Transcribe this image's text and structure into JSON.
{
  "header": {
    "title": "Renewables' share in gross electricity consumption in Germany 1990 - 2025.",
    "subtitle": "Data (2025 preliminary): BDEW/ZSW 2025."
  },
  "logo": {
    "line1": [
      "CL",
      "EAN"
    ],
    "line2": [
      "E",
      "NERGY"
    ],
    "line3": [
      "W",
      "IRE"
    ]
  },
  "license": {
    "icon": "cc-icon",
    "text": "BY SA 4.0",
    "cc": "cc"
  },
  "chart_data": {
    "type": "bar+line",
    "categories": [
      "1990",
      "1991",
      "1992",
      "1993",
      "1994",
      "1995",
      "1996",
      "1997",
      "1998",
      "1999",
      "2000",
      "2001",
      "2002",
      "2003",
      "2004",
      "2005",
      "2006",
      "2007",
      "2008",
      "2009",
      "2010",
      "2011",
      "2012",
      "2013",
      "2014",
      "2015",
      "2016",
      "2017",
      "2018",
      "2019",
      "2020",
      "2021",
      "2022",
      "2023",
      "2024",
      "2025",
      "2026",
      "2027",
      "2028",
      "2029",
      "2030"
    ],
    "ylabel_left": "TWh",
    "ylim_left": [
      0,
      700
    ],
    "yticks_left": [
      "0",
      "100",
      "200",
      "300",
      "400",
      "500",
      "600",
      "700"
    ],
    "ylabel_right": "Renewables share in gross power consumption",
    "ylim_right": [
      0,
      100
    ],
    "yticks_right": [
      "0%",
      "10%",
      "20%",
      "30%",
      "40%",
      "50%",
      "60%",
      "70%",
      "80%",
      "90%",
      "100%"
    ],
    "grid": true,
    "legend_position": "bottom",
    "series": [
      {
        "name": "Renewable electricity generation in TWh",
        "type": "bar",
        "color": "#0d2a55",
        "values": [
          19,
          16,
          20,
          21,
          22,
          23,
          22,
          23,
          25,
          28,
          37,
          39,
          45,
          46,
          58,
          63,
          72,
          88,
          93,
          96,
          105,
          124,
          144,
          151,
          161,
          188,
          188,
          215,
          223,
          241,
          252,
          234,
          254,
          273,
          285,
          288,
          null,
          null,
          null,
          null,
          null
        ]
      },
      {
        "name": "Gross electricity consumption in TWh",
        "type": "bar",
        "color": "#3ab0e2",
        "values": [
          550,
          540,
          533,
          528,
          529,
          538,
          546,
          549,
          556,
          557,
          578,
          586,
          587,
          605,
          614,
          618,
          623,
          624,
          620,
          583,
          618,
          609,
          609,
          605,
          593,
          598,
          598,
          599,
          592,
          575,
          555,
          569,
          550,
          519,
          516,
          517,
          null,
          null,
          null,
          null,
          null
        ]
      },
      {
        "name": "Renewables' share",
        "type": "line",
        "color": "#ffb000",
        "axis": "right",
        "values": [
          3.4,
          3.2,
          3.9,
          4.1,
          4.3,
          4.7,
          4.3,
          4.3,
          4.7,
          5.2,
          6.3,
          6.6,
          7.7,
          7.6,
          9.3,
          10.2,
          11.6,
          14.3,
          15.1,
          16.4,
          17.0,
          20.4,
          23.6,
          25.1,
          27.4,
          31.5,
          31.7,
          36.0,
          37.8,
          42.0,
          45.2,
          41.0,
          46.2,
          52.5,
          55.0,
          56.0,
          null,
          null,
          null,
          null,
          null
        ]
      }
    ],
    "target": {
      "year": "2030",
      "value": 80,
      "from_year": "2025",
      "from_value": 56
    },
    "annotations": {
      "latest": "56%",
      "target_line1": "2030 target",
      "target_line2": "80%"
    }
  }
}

- TASK PROMPT -
Reproduce the listing above verbatim, from first line to last.

- RESULT OF THIS EXERCISE -
Transcribe this image's text and structure into JSON.
{
  "header": {
    "title": "Renewables' share in gross electricity consumption in Germany 1990 - 2025.",
    "subtitle": "Data (2025 preliminary): BDEW/ZSW 2025."
  },
  "logo": {
    "line1": [
      "CL",
      "EAN"
    ],
    "line2": [
      "E",
      "NERGY"
    ],
    "line3": [
      "W",
      "IRE"
    ]
  },
  "license": {
    "icon": "cc-icon",
    "text": "BY SA 4.0",
    "cc": "cc"
  },
  "chart_data": {
    "type": "bar+line",
    "categories": [
      "1990",
      "1991",
      "1992",
      "1993",
      "1994",
      "1995",
      "1996",
      "1997",
      "1998",
      "1999",
      "2000",
      "2001",
      "2002",
      "2003",
      "2004",
      "2005",
      "2006",
      "2007",
      "2008",
      "2009",
      "2010",
      "2011",
      "2012",
      "2013",
      "2014",
      "2015",
      "2016",
      "2017",
      "2018",
      "2019",
      "2020",
      "2021",
      "2022",
      "2023",
      "2024",
      "2025",
      "2026",
      "2027",
      "2028",
      "2029",
      "2030"
    ],
    "ylabel_left": "TWh",
    "ylim_left": [
      0,
      700
    ],
    "yticks_left": [
      "0",
      "100",
      "200",
      "300",
      "400",
      "500",
      "600",
      "700"
    ],
    "ylabel_right": "Renewables share in gross power consumption",
    "ylim_right": [
      0,
      100
    ],
    "yticks_right": [
      "0%",
      "10%",
      "20%",
      "30%",
      "40%",
      "50%",
      "60%",
      "70%",
      "80%",
      "90%",
      "100%"
    ],
    "grid": true,
    "legend_position": "bottom",
    "series": [
      {
        "name": "Renewable electricity generation in TWh",
        "type": "bar",
        "color": "#0d2a55",
        "values": [
          19,
          16,
          20,
          21,
          22,
          23,
          22,
          23,
          25,
          28,
          37,
          39,
          45,
          46,
          58,
          63,
          72,
          88,
          93,
          96,
          105,
          124,
          144,
          151,
          161,
          188,
          188,
          215,
          223,
          241,
          252,
          234,
          254,
          273,
          285,
          288,
          null,
          null,
          null,
          null,
          null
        ]
      },
      {
        "name": "Gross electricity consumption in TWh",
        "type": "bar",
        "color": "#3ab0e2",
        "values": [
          550,
          540,
          533,
          528,
          529,
          538,
          546,
          549,
          556,
          557,
          578,
          586,
          587,
          605,
          614,
          618,
          623,
          624,
          620,
          583,
          618,
          609,
          609,
          605,
          593,
          598,
          598,
          599,
          592,
          575,
          555,
          569,
          550,
          519,
          516,
          517,
          null,
          null,
          null,
          null,
          null
        ]
      },
      {
        "name": "Renewables' share",
        "type": "line",
        "color": "#ffb000",
        "axis": "right",
        "values": [
          3.4,
          3.2,
          3.9,
          4.1,
          4.3,
          4.7,
          4.3,
          4.3,
          4.7,
          5.2,
          6.3,
          6.6,
          7.7,
          7.6,
          9.3,
          10.2,
          11.6,
          14.3,
          15.1,
          16.4,
          17.0,
          20.4,
          23.6,
          25.1,
          27.4,
          31.5,
          31.7,
          36.0,
          37.8,
          42.0,
          45.2,
          41.0,
          46.2,
          52.5,
          55.0,
          56.0,
          null,
          null,
          null,
          null,
          null
        ]
      }
    ],
    "target": {
      "year": "2030",
      "value": 80,
      "from_year": "2025",
      "from_value": 56
    },
    "annotations": {
      "latest": "56%",
      "target_line1": "2030 target",
      "target_line2": "80%"
    }
  }
}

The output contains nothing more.